__Aim of the task__. All of the data below should be set down again verbatim, without any images.

__Material provided__.
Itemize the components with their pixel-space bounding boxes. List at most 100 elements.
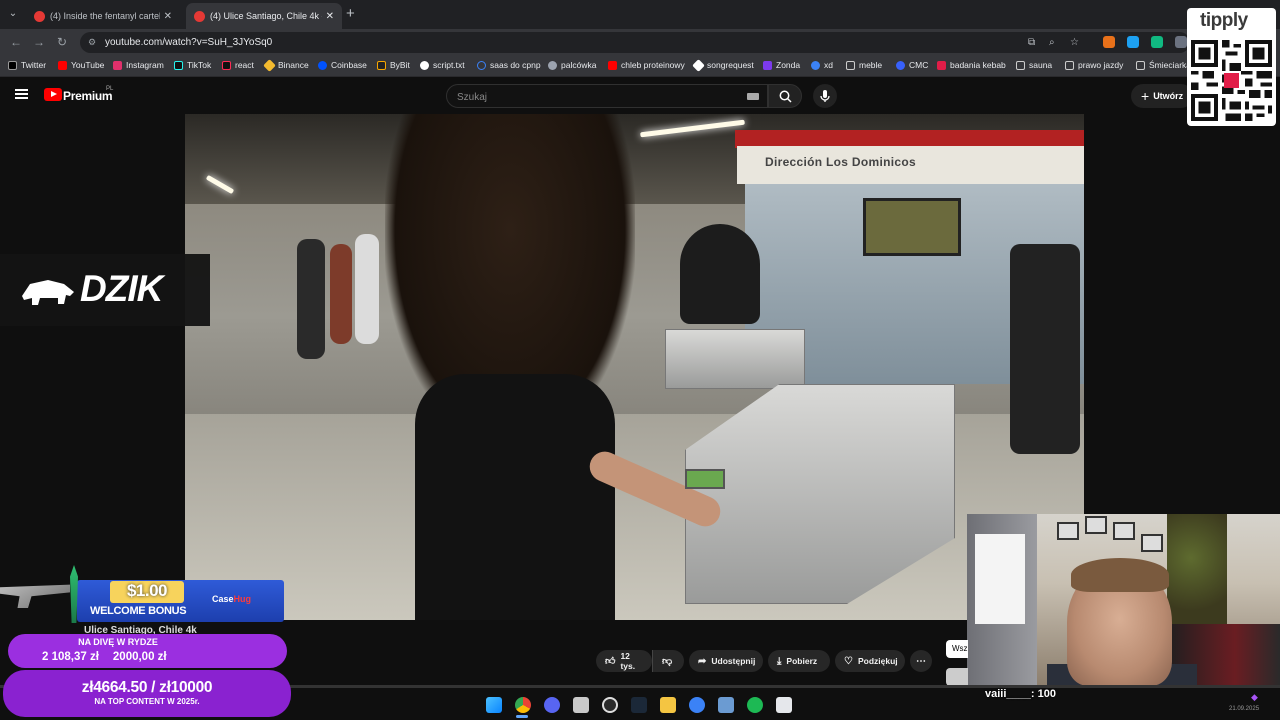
more-dots-icon: ⋯	[916, 655, 926, 667]
thumbs-down-icon: 👎︎	[662, 656, 673, 667]
bookmark-item[interactable]: Binance	[263, 58, 309, 72]
bookmark-item[interactable]: Twitter	[8, 60, 46, 70]
app-icon[interactable]	[573, 697, 589, 713]
bookmark-item[interactable]: Instagram	[113, 60, 164, 70]
file-explorer-icon[interactable]	[660, 697, 676, 713]
folder-icon	[1016, 60, 1025, 70]
boar-icon	[22, 280, 74, 305]
bookmark-label: Twitter	[21, 60, 47, 70]
new-tab-plus-icon[interactable]: +	[346, 5, 355, 22]
network-app-icon[interactable]	[718, 697, 734, 713]
brand-prefix: Case	[212, 594, 234, 604]
more-actions-button[interactable]: ⋯	[910, 650, 932, 672]
bookmark-folder[interactable]: prawo jazdy	[1065, 60, 1123, 70]
circle-logo-icon	[477, 60, 486, 70]
bookmark-label: Instagram	[126, 60, 164, 70]
voice-search-button[interactable]	[813, 84, 837, 108]
reload-icon[interactable]: ↻	[57, 35, 67, 49]
bookmark-item[interactable]: YouTube	[58, 60, 104, 70]
site-info-icon[interactable]: ⚙	[88, 37, 96, 48]
windows-start-icon[interactable]	[486, 697, 502, 713]
bookmark-item[interactable]: react	[222, 60, 254, 70]
bookmark-item[interactable]: xd	[811, 60, 833, 70]
brand-suffix: Hug	[233, 594, 252, 604]
webcam-scene-frame	[1141, 534, 1163, 552]
bookmarks-bar: Twitter YouTube Instagram TikTok react B…	[0, 56, 1280, 77]
region-code: PL	[106, 86, 114, 92]
bookmark-label: Coinbase	[331, 60, 367, 70]
bookmark-folder[interactable]: Śmieciarka	[1136, 60, 1191, 70]
instagram-logo-icon	[113, 60, 122, 70]
donation-goal-rydze: NA DIVĘ W RYDZE 2 108,37 zł 2000,00 zł	[8, 634, 287, 668]
chat-text: 100	[1037, 688, 1056, 700]
bookmark-item[interactable]: chleb proteinowy	[608, 60, 685, 70]
like-button[interactable]: 👍︎ 12 tys.	[596, 650, 652, 672]
zoom-icon[interactable]: ⌕	[1049, 37, 1055, 48]
video-player[interactable]: Dirección Los Dominicos	[185, 114, 1084, 620]
obs-icon[interactable]	[602, 697, 618, 713]
bookmark-item[interactable]: Coinbase	[318, 60, 367, 70]
folder-icon	[1065, 60, 1074, 70]
discord-icon[interactable]	[544, 697, 560, 713]
bookmark-folder[interactable]: meble	[846, 60, 882, 70]
search-button[interactable]	[768, 84, 802, 108]
bookmark-item[interactable]: ByBit	[377, 60, 410, 70]
search-input[interactable]	[455, 89, 725, 105]
app-c-icon[interactable]	[689, 697, 705, 713]
bookmark-item[interactable]: songrequest	[692, 58, 754, 72]
webcam-scene-frame	[1057, 522, 1079, 540]
browser-tab-active[interactable]: (4) Ulice Santiago, Chile 4k - Yo ✕	[186, 3, 342, 29]
filter-chip[interactable]	[946, 668, 968, 686]
tab-title: (4) Ulice Santiago, Chile 4k - Yo	[210, 11, 322, 21]
back-arrow-icon[interactable]: ←	[10, 35, 22, 49]
video-scene-tv-screen	[863, 198, 961, 256]
bookmark-item[interactable]: Zonda	[763, 60, 800, 70]
tab-title: (4) Inside the fentanyl cartel: M	[50, 11, 160, 21]
keyboard-icon[interactable]	[747, 93, 759, 100]
download-button[interactable]: ⤓ Pobierz	[768, 650, 830, 672]
bookmark-item[interactable]: CMC	[896, 60, 928, 70]
close-tab-icon[interactable]: ✕	[164, 11, 172, 22]
bookmark-star-icon[interactable]: ☆	[1070, 37, 1079, 48]
bookmark-label: TikTok	[187, 60, 212, 70]
promo-headline: WELCOME BONUS	[90, 605, 187, 617]
clock-date: 21.09.2025	[1229, 706, 1260, 712]
extension-blue-icon[interactable]	[1127, 36, 1139, 48]
hamburger-menu-icon[interactable]	[15, 89, 28, 99]
bookmark-item[interactable]: saas do cpnp	[477, 60, 541, 70]
bookmark-item[interactable]: TikTok	[174, 60, 211, 70]
spotify-icon[interactable]	[747, 697, 763, 713]
donation-goal-content: zł4664.50 / zł10000 NA TOP CONTENT W 202…	[3, 670, 291, 717]
tab-search-chevron-icon[interactable]: ⌄	[5, 6, 21, 22]
youtube-premium-logo-text[interactable]: Premium	[63, 89, 113, 103]
youtube-header: Premium PL +Utwórz	[0, 77, 1280, 114]
webcam-scene-frame	[1085, 516, 1107, 534]
bookmark-item[interactable]: palcówka	[548, 60, 596, 70]
pistol-skin-image	[0, 584, 70, 608]
extension-fox-icon[interactable]	[1103, 36, 1115, 48]
thanks-button[interactable]: ♡ Podziękuj	[835, 650, 905, 672]
bookmark-label: Binance	[278, 60, 309, 70]
extension-translate-icon[interactable]	[1151, 36, 1163, 48]
notepad-icon[interactable]	[776, 697, 792, 713]
create-button[interactable]: + Utwórz	[1131, 84, 1194, 108]
video-scene-pedestrian	[297, 239, 325, 359]
close-tab-icon[interactable]: ✕	[326, 11, 334, 22]
casehug-brand: CaseHug	[212, 594, 251, 604]
chrome-icon[interactable]	[515, 697, 531, 713]
filter-chip-all[interactable]: Wsz	[946, 640, 968, 658]
forward-arrow-icon[interactable]: →	[33, 35, 45, 49]
youtube-logo-icon[interactable]	[44, 88, 62, 101]
cmc-logo-icon	[896, 60, 905, 70]
video-scene-pedestrian	[355, 234, 379, 344]
dislike-button[interactable]: 👎︎	[652, 650, 684, 672]
bookmark-item[interactable]: badania kebab	[937, 60, 1006, 70]
install-app-icon[interactable]: ⧉	[1028, 37, 1035, 48]
omnibox[interactable]: ⚙ youtube.com/watch?v=SuH_3JYoSq0	[80, 32, 1190, 53]
browser-tab[interactable]: (4) Inside the fentanyl cartel: M ✕	[26, 3, 180, 29]
extensions-puzzle-icon[interactable]	[1175, 36, 1187, 48]
steam-icon[interactable]	[631, 697, 647, 713]
bookmark-item[interactable]: script.txt	[420, 60, 465, 70]
share-button[interactable]: ➦ Udostępnij	[689, 650, 763, 672]
bookmark-folder[interactable]: sauna	[1016, 60, 1052, 70]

__Expected answer__.
Itemize the components with their pixel-space bounding boxes. List at most 100 elements.
more-dots-icon: ⋯	[916, 655, 926, 667]
thumbs-down-icon: 👎︎	[662, 656, 673, 667]
bookmark-item[interactable]: Binance	[263, 58, 309, 72]
bookmark-item[interactable]: Twitter	[8, 60, 46, 70]
app-icon[interactable]	[573, 697, 589, 713]
bookmark-item[interactable]: Instagram	[113, 60, 164, 70]
file-explorer-icon[interactable]	[660, 697, 676, 713]
folder-icon	[1016, 60, 1025, 70]
boar-icon	[22, 280, 74, 305]
bookmark-label: Twitter	[21, 60, 47, 70]
new-tab-plus-icon[interactable]: +	[346, 5, 355, 22]
network-app-icon[interactable]	[718, 697, 734, 713]
brand-prefix: Case	[212, 594, 234, 604]
more-actions-button[interactable]: ⋯	[910, 650, 932, 672]
bookmark-folder[interactable]: prawo jazdy	[1065, 60, 1123, 70]
circle-logo-icon	[477, 60, 486, 70]
bookmark-label: Instagram	[126, 60, 164, 70]
voice-search-button[interactable]	[813, 84, 837, 108]
reload-icon[interactable]: ↻	[57, 35, 67, 49]
bookmark-item[interactable]: YouTube	[58, 60, 104, 70]
site-info-icon[interactable]: ⚙	[88, 37, 96, 48]
windows-start-icon[interactable]	[486, 697, 502, 713]
bookmark-item[interactable]: react	[222, 60, 254, 70]
bookmark-item[interactable]: xd	[811, 60, 833, 70]
brand-suffix: Hug	[233, 594, 252, 604]
webcam-scene-frame	[1141, 534, 1163, 552]
bookmarks-bar: Twitter YouTube Instagram TikTok react B…	[0, 56, 1280, 77]
region-code: PL	[106, 86, 114, 92]
bookmark-label: Coinbase	[331, 60, 367, 70]
bookmark-folder[interactable]: Śmieciarka	[1136, 60, 1191, 70]
instagram-logo-icon	[113, 60, 122, 70]
donation-goal-rydze: NA DIVĘ W RYDZE 2 108,37 zł 2000,00 zł	[8, 634, 287, 668]
chat-text: 100	[1037, 688, 1056, 700]
bookmark-item[interactable]: chleb proteinowy	[608, 60, 685, 70]
like-button[interactable]: 👍︎ 12 tys.	[596, 650, 652, 672]
zoom-icon[interactable]: ⌕	[1049, 37, 1055, 48]
video-player[interactable]: Dirección Los Dominicos	[185, 114, 1084, 620]
obs-icon[interactable]	[602, 697, 618, 713]
bookmark-item[interactable]: Coinbase	[318, 60, 367, 70]
folder-icon	[1065, 60, 1074, 70]
discord-icon[interactable]	[544, 697, 560, 713]
bookmark-folder[interactable]: meble	[846, 60, 882, 70]
search-button[interactable]	[768, 84, 802, 108]
bookmark-item[interactable]: ByBit	[377, 60, 410, 70]
search-input[interactable]	[455, 89, 725, 105]
app-c-icon[interactable]	[689, 697, 705, 713]
bookmark-item[interactable]: songrequest	[692, 58, 754, 72]
webcam-scene-frame	[1057, 522, 1079, 540]
browser-tab-active[interactable]: (4) Ulice Santiago, Chile 4k - Yo ✕	[186, 3, 342, 29]
filter-chip[interactable]	[946, 668, 968, 686]
tab-title: (4) Ulice Santiago, Chile 4k - Yo	[210, 11, 322, 21]
back-arrow-icon[interactable]: ←	[10, 35, 22, 49]
video-scene-tv-screen	[863, 198, 961, 256]
bookmark-item[interactable]: Zonda	[763, 60, 800, 70]
tab-title: (4) Inside the fentanyl cartel: M	[50, 11, 160, 21]
keyboard-icon[interactable]	[747, 93, 759, 100]
download-button[interactable]: ⤓ Pobierz	[768, 650, 830, 672]
bookmark-item[interactable]: CMC	[896, 60, 928, 70]
close-tab-icon[interactable]: ✕	[164, 11, 172, 22]
bookmark-star-icon[interactable]: ☆	[1070, 37, 1079, 48]
bookmark-label: TikTok	[187, 60, 212, 70]
promo-headline: WELCOME BONUS	[90, 605, 187, 617]
clock-date: 21.09.2025	[1229, 706, 1260, 712]
extension-blue-icon[interactable]	[1127, 36, 1139, 48]
hamburger-menu-icon[interactable]	[15, 89, 28, 99]
bookmark-item[interactable]: saas do cpnp	[477, 60, 541, 70]
bookmark-item[interactable]: TikTok	[174, 60, 211, 70]
spotify-icon[interactable]	[747, 697, 763, 713]
donation-goal-content: zł4664.50 / zł10000 NA TOP CONTENT W 202…	[3, 670, 291, 717]
tab-search-chevron-icon[interactable]: ⌄	[5, 6, 21, 22]
youtube-premium-logo-text[interactable]: Premium	[63, 89, 113, 103]
youtube-header: Premium PL +Utwórz	[0, 77, 1280, 114]
webcam-scene-frame	[1085, 516, 1107, 534]
bookmark-item[interactable]: palcówka	[548, 60, 596, 70]
pistol-skin-image	[0, 584, 70, 608]
extension-fox-icon[interactable]	[1103, 36, 1115, 48]
thanks-button[interactable]: ♡ Podziękuj	[835, 650, 905, 672]
bookmark-label: Binance	[278, 60, 309, 70]
extension-translate-icon[interactable]	[1151, 36, 1163, 48]
notepad-icon[interactable]	[776, 697, 792, 713]
create-button[interactable]: + Utwórz	[1131, 84, 1194, 108]
video-scene-pedestrian	[297, 239, 325, 359]
close-tab-icon[interactable]: ✕	[326, 11, 334, 22]
casehug-brand: CaseHug	[212, 594, 251, 604]
chrome-icon[interactable]	[515, 697, 531, 713]
filter-chip-all[interactable]: Wsz	[946, 640, 968, 658]
forward-arrow-icon[interactable]: →	[33, 35, 45, 49]
youtube-logo-icon[interactable]	[44, 88, 62, 101]
cmc-logo-icon	[896, 60, 905, 70]
video-scene-pedestrian	[355, 234, 379, 344]
dislike-button[interactable]: 👎︎	[652, 650, 684, 672]
bookmark-item[interactable]: badania kebab	[937, 60, 1006, 70]
install-app-icon[interactable]: ⧉	[1028, 37, 1035, 48]
omnibox[interactable]: ⚙ youtube.com/watch?v=SuH_3JYoSq0	[80, 32, 1190, 53]
browser-tab[interactable]: (4) Inside the fentanyl cartel: M ✕	[26, 3, 180, 29]
extensions-puzzle-icon[interactable]	[1175, 36, 1187, 48]
steam-icon[interactable]	[631, 697, 647, 713]
bookmark-item[interactable]: script.txt	[420, 60, 465, 70]
share-button[interactable]: ➦ Udostępnij	[689, 650, 763, 672]
bookmark-folder[interactable]: sauna	[1016, 60, 1052, 70]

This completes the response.